CHALLENGE
For every line in the records that has the word "Cache", make a copy.

▬▬▬

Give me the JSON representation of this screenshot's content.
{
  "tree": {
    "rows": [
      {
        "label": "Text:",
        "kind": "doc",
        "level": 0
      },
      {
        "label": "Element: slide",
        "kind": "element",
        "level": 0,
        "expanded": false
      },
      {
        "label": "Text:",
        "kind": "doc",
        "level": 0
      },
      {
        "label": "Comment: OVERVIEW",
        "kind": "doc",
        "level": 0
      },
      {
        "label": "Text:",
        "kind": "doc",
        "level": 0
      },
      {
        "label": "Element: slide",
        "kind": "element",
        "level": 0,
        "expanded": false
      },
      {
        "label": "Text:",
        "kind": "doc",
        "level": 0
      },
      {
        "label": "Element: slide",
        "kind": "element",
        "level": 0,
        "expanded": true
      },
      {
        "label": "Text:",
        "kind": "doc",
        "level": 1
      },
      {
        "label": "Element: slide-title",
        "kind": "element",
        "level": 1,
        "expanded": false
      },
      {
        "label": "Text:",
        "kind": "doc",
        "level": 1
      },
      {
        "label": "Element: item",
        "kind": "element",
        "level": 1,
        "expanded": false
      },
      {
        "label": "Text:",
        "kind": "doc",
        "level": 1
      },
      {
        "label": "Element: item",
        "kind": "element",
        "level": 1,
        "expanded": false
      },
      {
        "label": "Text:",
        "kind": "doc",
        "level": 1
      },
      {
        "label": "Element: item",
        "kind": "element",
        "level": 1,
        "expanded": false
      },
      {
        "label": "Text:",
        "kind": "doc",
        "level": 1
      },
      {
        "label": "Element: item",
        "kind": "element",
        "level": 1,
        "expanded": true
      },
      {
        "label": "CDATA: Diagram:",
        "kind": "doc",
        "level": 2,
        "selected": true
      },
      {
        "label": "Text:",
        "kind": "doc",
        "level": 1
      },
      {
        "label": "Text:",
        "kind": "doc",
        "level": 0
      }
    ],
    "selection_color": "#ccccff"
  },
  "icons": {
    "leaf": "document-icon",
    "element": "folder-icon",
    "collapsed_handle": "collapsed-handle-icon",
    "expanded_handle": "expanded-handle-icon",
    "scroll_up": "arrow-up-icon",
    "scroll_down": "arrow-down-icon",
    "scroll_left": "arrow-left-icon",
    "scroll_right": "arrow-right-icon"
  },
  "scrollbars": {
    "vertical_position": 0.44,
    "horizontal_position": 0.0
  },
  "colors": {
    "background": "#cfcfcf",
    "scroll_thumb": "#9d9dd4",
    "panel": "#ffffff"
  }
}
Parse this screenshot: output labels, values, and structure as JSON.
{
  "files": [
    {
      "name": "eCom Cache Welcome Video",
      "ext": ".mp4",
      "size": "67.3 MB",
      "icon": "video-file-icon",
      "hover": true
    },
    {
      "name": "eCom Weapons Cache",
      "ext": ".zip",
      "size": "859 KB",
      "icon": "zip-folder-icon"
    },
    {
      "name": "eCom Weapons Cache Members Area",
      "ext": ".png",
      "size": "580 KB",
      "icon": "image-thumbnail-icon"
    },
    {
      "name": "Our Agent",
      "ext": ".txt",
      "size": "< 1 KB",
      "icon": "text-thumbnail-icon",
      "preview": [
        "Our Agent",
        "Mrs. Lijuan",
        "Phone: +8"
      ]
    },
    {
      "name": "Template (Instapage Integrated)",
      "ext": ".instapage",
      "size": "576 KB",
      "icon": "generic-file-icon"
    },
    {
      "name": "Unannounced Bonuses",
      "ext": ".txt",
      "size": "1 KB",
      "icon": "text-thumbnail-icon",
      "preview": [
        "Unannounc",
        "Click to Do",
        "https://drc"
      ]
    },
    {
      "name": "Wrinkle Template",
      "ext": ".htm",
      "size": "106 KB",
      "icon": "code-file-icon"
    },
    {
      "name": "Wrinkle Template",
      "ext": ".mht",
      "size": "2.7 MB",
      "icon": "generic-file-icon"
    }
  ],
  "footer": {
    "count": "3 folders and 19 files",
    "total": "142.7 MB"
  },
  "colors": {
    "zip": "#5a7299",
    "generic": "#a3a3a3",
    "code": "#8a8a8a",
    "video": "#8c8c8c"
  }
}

▬▬▬

TASK SOLUTION
      "name": "eCom Cache Welcome Video",
      "name": "eCom Weapons Cache",
      "name": "eCom Weapons Cache Members Area",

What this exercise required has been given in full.